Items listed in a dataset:
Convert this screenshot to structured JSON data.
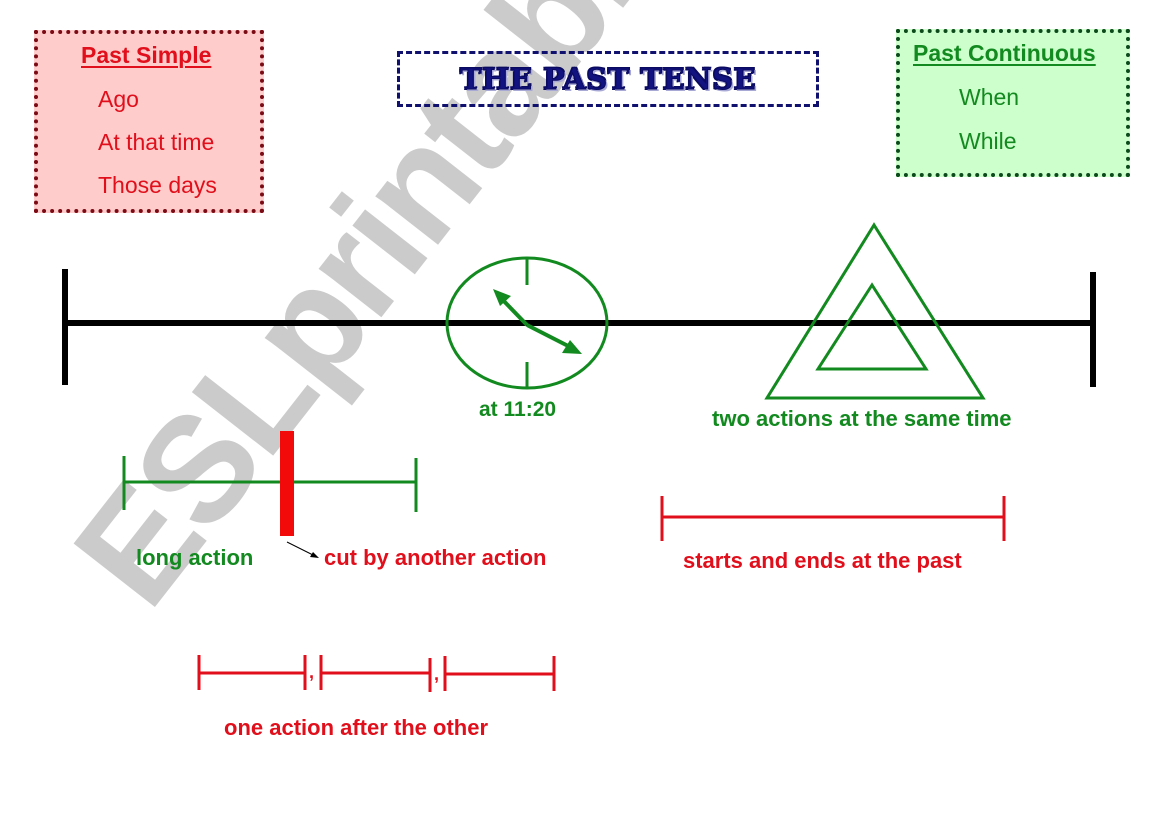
{
  "title": "THE PAST TENSE",
  "past_simple": {
    "heading": "Past Simple",
    "items": [
      "Ago",
      "At that time",
      "Those days"
    ]
  },
  "past_continuous": {
    "heading": "Past Continuous",
    "items": [
      "When",
      "While"
    ]
  },
  "timeline": {
    "clock_label": "at 11:20",
    "clock_time": "11:20",
    "triangles_label": "two actions at the same time"
  },
  "examples": {
    "long_action_label": "long action",
    "cut_label": "cut by another action",
    "past_span_label": "starts and ends at the past",
    "sequence_label": "one action after the other",
    "sequence_separator": ","
  },
  "watermark": "ESLprintables.com",
  "colors": {
    "red": "#e00f1b",
    "green": "#138a1f",
    "navy": "#121280",
    "black": "#000000"
  }
}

Prompt – Return all of the data exactly as written, and drop the pictures.

Written answer –
Convert this screenshot to structured JSON data.
{
  "title": "THE PAST TENSE",
  "past_simple": {
    "heading": "Past Simple",
    "items": [
      "Ago",
      "At that time",
      "Those days"
    ]
  },
  "past_continuous": {
    "heading": "Past Continuous",
    "items": [
      "When",
      "While"
    ]
  },
  "timeline": {
    "clock_label": "at 11:20",
    "clock_time": "11:20",
    "triangles_label": "two actions at the same time"
  },
  "examples": {
    "long_action_label": "long action",
    "cut_label": "cut by another action",
    "past_span_label": "starts and ends at the past",
    "sequence_label": "one action after the other",
    "sequence_separator": ","
  },
  "watermark": "ESLprintables.com",
  "colors": {
    "red": "#e00f1b",
    "green": "#138a1f",
    "navy": "#121280",
    "black": "#000000"
  }
}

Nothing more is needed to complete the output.